DATASET EXTRACT:
• • •

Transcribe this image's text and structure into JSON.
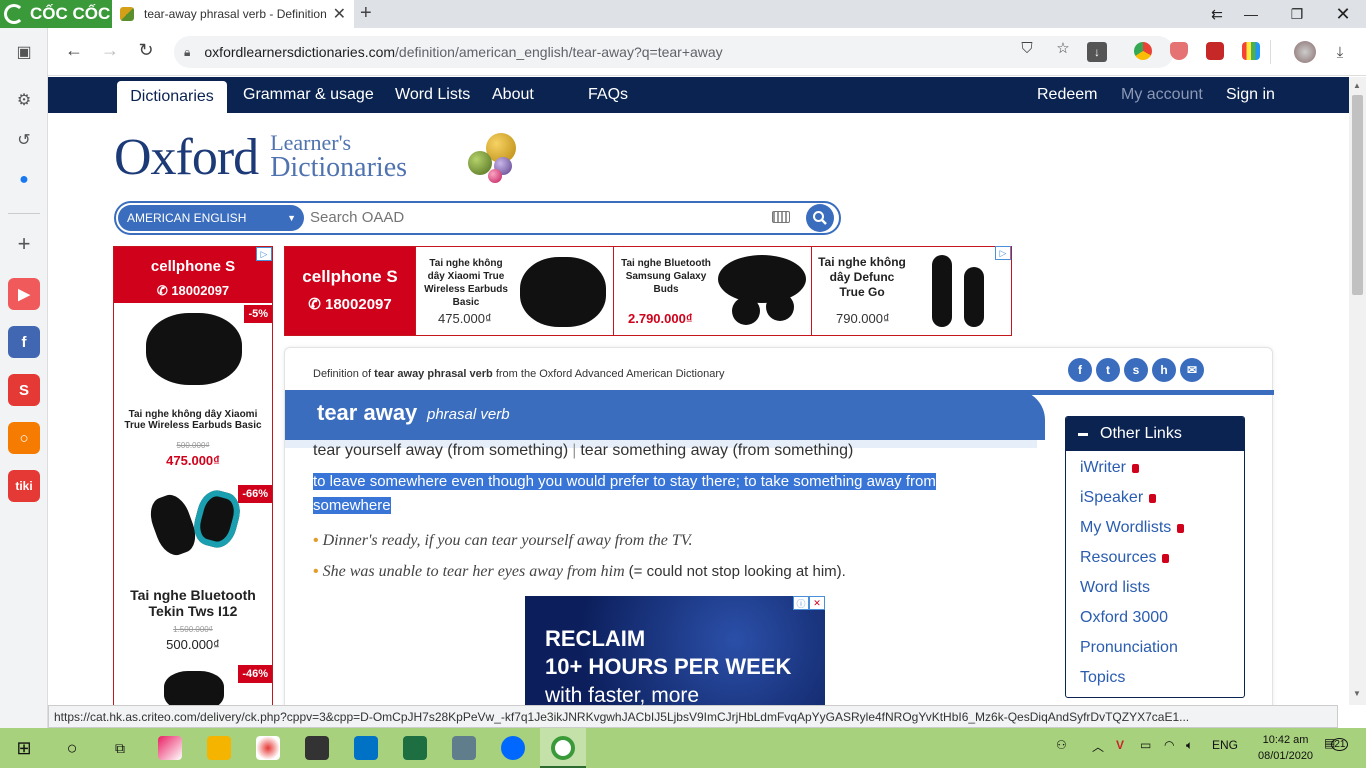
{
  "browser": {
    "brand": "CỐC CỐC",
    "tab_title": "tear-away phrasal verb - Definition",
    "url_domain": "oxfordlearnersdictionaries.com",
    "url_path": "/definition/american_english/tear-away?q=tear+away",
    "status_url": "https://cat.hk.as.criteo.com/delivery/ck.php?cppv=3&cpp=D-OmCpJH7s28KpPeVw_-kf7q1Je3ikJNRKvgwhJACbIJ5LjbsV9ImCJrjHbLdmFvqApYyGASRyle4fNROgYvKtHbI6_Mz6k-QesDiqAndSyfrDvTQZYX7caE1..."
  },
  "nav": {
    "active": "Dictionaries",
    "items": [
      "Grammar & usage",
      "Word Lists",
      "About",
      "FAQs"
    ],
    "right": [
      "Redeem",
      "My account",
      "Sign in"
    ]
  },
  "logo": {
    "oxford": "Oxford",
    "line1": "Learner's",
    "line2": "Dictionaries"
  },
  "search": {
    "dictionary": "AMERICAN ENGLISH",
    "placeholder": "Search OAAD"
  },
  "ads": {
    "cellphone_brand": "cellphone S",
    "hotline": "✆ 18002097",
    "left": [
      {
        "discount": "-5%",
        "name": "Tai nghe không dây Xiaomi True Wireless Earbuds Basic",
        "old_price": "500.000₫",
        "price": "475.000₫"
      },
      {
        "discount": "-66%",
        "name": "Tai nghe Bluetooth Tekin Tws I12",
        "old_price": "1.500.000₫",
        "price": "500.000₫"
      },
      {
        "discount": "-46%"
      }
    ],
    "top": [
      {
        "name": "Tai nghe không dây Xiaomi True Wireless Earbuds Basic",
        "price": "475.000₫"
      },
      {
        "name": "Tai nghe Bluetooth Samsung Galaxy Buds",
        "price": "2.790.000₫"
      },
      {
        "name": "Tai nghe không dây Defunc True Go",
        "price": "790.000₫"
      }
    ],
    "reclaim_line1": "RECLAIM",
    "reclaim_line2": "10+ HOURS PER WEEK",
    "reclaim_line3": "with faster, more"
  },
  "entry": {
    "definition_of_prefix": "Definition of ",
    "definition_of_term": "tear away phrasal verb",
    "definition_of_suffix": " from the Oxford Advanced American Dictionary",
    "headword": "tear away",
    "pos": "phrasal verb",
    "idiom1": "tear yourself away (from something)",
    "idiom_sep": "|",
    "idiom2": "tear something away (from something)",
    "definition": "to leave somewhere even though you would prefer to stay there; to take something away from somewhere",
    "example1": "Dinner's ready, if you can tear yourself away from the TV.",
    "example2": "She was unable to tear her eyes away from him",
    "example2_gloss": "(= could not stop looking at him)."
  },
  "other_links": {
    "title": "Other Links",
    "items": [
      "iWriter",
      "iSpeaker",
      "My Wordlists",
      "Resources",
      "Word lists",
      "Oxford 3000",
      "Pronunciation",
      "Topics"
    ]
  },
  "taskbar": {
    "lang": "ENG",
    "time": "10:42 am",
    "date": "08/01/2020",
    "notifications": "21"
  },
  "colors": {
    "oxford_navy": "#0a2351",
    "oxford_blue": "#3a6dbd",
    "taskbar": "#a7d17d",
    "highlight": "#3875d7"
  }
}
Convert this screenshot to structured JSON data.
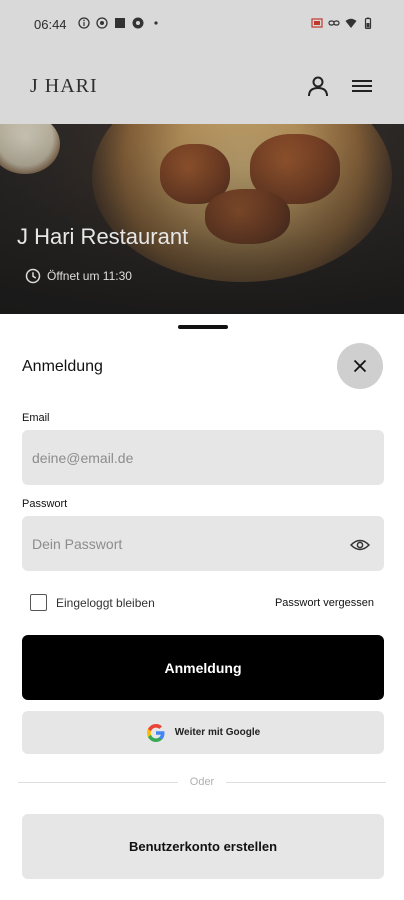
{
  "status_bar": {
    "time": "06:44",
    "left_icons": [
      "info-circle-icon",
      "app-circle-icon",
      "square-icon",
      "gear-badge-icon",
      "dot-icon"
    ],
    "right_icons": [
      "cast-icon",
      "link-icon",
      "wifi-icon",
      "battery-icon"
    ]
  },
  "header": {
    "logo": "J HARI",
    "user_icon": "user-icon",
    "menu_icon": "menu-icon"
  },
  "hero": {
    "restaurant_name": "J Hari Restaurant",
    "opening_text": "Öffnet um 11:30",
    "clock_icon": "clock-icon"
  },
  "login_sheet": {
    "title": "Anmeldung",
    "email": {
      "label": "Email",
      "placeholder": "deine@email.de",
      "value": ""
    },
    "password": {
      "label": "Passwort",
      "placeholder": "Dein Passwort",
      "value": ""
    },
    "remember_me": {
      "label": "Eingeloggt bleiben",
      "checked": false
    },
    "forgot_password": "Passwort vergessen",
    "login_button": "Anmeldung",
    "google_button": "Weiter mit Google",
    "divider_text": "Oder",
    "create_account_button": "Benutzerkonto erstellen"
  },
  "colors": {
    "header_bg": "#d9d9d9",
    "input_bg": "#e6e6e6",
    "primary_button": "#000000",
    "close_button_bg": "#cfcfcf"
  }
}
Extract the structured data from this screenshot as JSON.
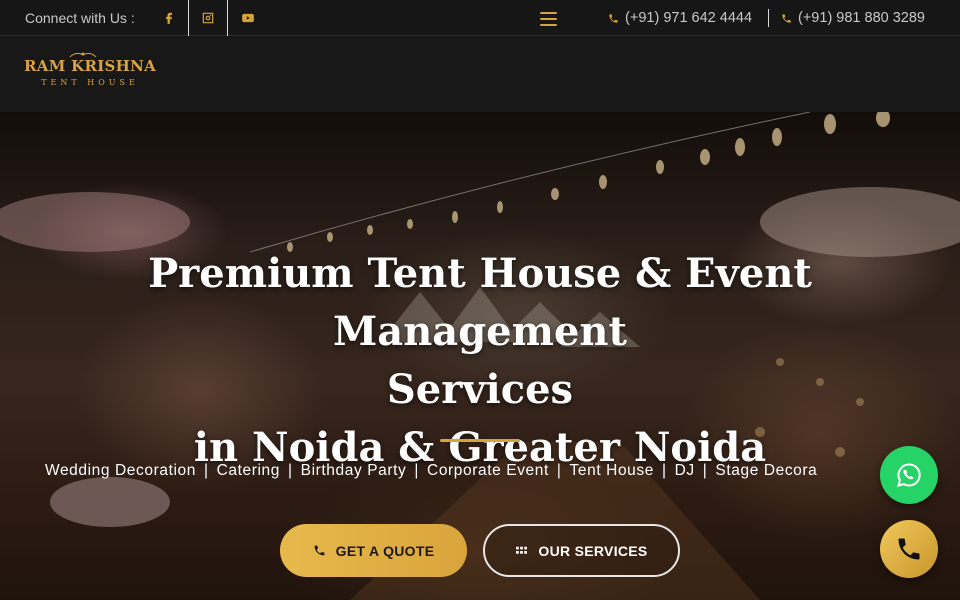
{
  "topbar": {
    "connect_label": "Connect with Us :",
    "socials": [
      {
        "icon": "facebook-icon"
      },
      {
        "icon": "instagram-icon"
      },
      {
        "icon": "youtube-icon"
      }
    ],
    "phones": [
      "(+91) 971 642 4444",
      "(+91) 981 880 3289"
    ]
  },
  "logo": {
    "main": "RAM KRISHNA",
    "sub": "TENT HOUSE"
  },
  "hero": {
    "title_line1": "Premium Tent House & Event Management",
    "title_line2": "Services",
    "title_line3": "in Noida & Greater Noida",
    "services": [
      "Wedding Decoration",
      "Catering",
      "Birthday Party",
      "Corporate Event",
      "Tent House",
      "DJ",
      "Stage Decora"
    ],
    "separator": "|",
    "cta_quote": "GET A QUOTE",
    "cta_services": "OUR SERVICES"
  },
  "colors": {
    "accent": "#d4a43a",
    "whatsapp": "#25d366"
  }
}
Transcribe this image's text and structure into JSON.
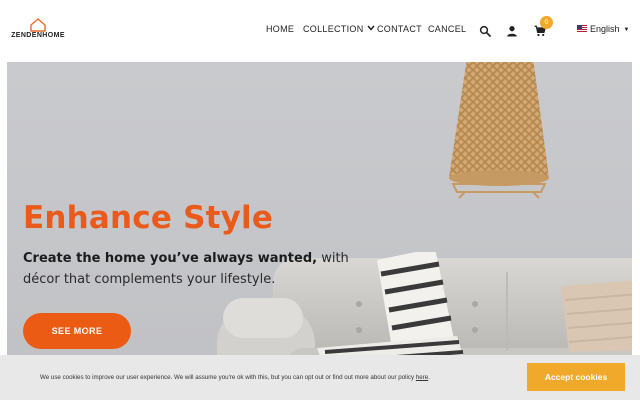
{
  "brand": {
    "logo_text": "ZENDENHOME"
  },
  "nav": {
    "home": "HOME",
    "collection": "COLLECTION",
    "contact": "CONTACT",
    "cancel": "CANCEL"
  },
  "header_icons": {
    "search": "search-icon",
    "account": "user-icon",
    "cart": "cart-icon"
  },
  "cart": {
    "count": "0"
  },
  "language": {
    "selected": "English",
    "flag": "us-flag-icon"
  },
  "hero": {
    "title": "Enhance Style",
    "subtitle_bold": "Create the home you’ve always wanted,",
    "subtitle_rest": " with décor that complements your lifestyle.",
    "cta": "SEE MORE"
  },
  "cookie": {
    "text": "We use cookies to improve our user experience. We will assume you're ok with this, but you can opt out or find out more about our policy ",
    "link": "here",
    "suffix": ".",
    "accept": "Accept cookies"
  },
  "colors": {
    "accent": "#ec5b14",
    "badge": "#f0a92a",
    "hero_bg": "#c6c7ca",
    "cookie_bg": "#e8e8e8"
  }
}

• • •

WORK REQUIRED:
Output the data above without changes, apart from leaving out the pictures.

COMPLETE OUTPUT:
Transcribe this image's text and structure into JSON.
{
  "browser": {
    "brand": "CỐC CỐC",
    "tab_title": "tear-away phrasal verb - Definition",
    "url_domain": "oxfordlearnersdictionaries.com",
    "url_path": "/definition/american_english/tear-away?q=tear+away",
    "status_url": "https://cat.hk.as.criteo.com/delivery/ck.php?cppv=3&cpp=D-OmCpJH7s28KpPeVw_-kf7q1Je3ikJNRKvgwhJACbIJ5LjbsV9ImCJrjHbLdmFvqApYyGASRyle4fNROgYvKtHbI6_Mz6k-QesDiqAndSyfrDvTQZYX7caE1..."
  },
  "nav": {
    "active": "Dictionaries",
    "items": [
      "Grammar & usage",
      "Word Lists",
      "About",
      "FAQs"
    ],
    "right": [
      "Redeem",
      "My account",
      "Sign in"
    ]
  },
  "logo": {
    "oxford": "Oxford",
    "line1": "Learner's",
    "line2": "Dictionaries"
  },
  "search": {
    "dictionary": "AMERICAN ENGLISH",
    "placeholder": "Search OAAD"
  },
  "ads": {
    "cellphone_brand": "cellphone S",
    "hotline": "✆ 18002097",
    "left": [
      {
        "discount": "-5%",
        "name": "Tai nghe không dây Xiaomi True Wireless Earbuds Basic",
        "old_price": "500.000₫",
        "price": "475.000₫"
      },
      {
        "discount": "-66%",
        "name": "Tai nghe Bluetooth Tekin Tws I12",
        "old_price": "1.500.000₫",
        "price": "500.000₫"
      },
      {
        "discount": "-46%"
      }
    ],
    "top": [
      {
        "name": "Tai nghe không dây Xiaomi True Wireless Earbuds Basic",
        "price": "475.000₫"
      },
      {
        "name": "Tai nghe Bluetooth Samsung Galaxy Buds",
        "price": "2.790.000₫"
      },
      {
        "name": "Tai nghe không dây Defunc True Go",
        "price": "790.000₫"
      }
    ],
    "reclaim_line1": "RECLAIM",
    "reclaim_line2": "10+ HOURS PER WEEK",
    "reclaim_line3": "with faster, more"
  },
  "entry": {
    "definition_of_prefix": "Definition of ",
    "definition_of_term": "tear away phrasal verb",
    "definition_of_suffix": " from the Oxford Advanced American Dictionary",
    "headword": "tear away",
    "pos": "phrasal verb",
    "idiom1": "tear yourself away (from something)",
    "idiom_sep": "|",
    "idiom2": "tear something away (from something)",
    "definition": "to leave somewhere even though you would prefer to stay there; to take something away from somewhere",
    "example1": "Dinner's ready, if you can tear yourself away from the TV.",
    "example2": "She was unable to tear her eyes away from him",
    "example2_gloss": "(= could not stop looking at him)."
  },
  "other_links": {
    "title": "Other Links",
    "items": [
      "iWriter",
      "iSpeaker",
      "My Wordlists",
      "Resources",
      "Word lists",
      "Oxford 3000",
      "Pronunciation",
      "Topics"
    ]
  },
  "taskbar": {
    "lang": "ENG",
    "time": "10:42 am",
    "date": "08/01/2020",
    "notifications": "21"
  },
  "colors": {
    "oxford_navy": "#0a2351",
    "oxford_blue": "#3a6dbd",
    "taskbar": "#a7d17d",
    "highlight": "#3875d7"
  }
}
Convert this screenshot to structured JSON data.
{
  "status_bar": {
    "time": "06:44",
    "left_icons": [
      "info-circle-icon",
      "app-circle-icon",
      "square-icon",
      "gear-badge-icon",
      "dot-icon"
    ],
    "right_icons": [
      "cast-icon",
      "link-icon",
      "wifi-icon",
      "battery-icon"
    ]
  },
  "header": {
    "logo": "J HARI",
    "user_icon": "user-icon",
    "menu_icon": "menu-icon"
  },
  "hero": {
    "restaurant_name": "J Hari Restaurant",
    "opening_text": "Öffnet um 11:30",
    "clock_icon": "clock-icon"
  },
  "login_sheet": {
    "title": "Anmeldung",
    "email": {
      "label": "Email",
      "placeholder": "deine@email.de",
      "value": ""
    },
    "password": {
      "label": "Passwort",
      "placeholder": "Dein Passwort",
      "value": ""
    },
    "remember_me": {
      "label": "Eingeloggt bleiben",
      "checked": false
    },
    "forgot_password": "Passwort vergessen",
    "login_button": "Anmeldung",
    "google_button": "Weiter mit Google",
    "divider_text": "Oder",
    "create_account_button": "Benutzerkonto erstellen"
  },
  "colors": {
    "header_bg": "#d9d9d9",
    "input_bg": "#e6e6e6",
    "primary_button": "#000000",
    "close_button_bg": "#cfcfcf"
  }
}
Extract the structured data from this screenshot as JSON.
{
  "topbar": {
    "connect_label": "Connect with Us :",
    "socials": [
      {
        "icon": "facebook-icon"
      },
      {
        "icon": "instagram-icon"
      },
      {
        "icon": "youtube-icon"
      }
    ],
    "phones": [
      "(+91) 971 642 4444",
      "(+91) 981 880 3289"
    ]
  },
  "logo": {
    "main": "RAM KRISHNA",
    "sub": "TENT HOUSE"
  },
  "hero": {
    "title_line1": "Premium Tent House & Event Management",
    "title_line2": "Services",
    "title_line3": "in Noida & Greater Noida",
    "services": [
      "Wedding Decoration",
      "Catering",
      "Birthday Party",
      "Corporate Event",
      "Tent House",
      "DJ",
      "Stage Decora"
    ],
    "separator": "|",
    "cta_quote": "GET A QUOTE",
    "cta_services": "OUR SERVICES"
  },
  "colors": {
    "accent": "#d4a43a",
    "whatsapp": "#25d366"
  }
}
Transcribe this image's text and structure into JSON.
{
  "brand": {
    "logo_text": "ZENDENHOME"
  },
  "nav": {
    "home": "HOME",
    "collection": "COLLECTION",
    "contact": "CONTACT",
    "cancel": "CANCEL"
  },
  "header_icons": {
    "search": "search-icon",
    "account": "user-icon",
    "cart": "cart-icon"
  },
  "cart": {
    "count": "0"
  },
  "language": {
    "selected": "English",
    "flag": "us-flag-icon"
  },
  "hero": {
    "title": "Enhance Style",
    "subtitle_bold": "Create the home you’ve always wanted,",
    "subtitle_rest": " with décor that complements your lifestyle.",
    "cta": "SEE MORE"
  },
  "cookie": {
    "text": "We use cookies to improve our user experience. We will assume you're ok with this, but you can opt out or find out more about our policy ",
    "link": "here",
    "suffix": ".",
    "accept": "Accept cookies"
  },
  "colors": {
    "accent": "#ec5b14",
    "badge": "#f0a92a",
    "hero_bg": "#c6c7ca",
    "cookie_bg": "#e8e8e8"
  }
}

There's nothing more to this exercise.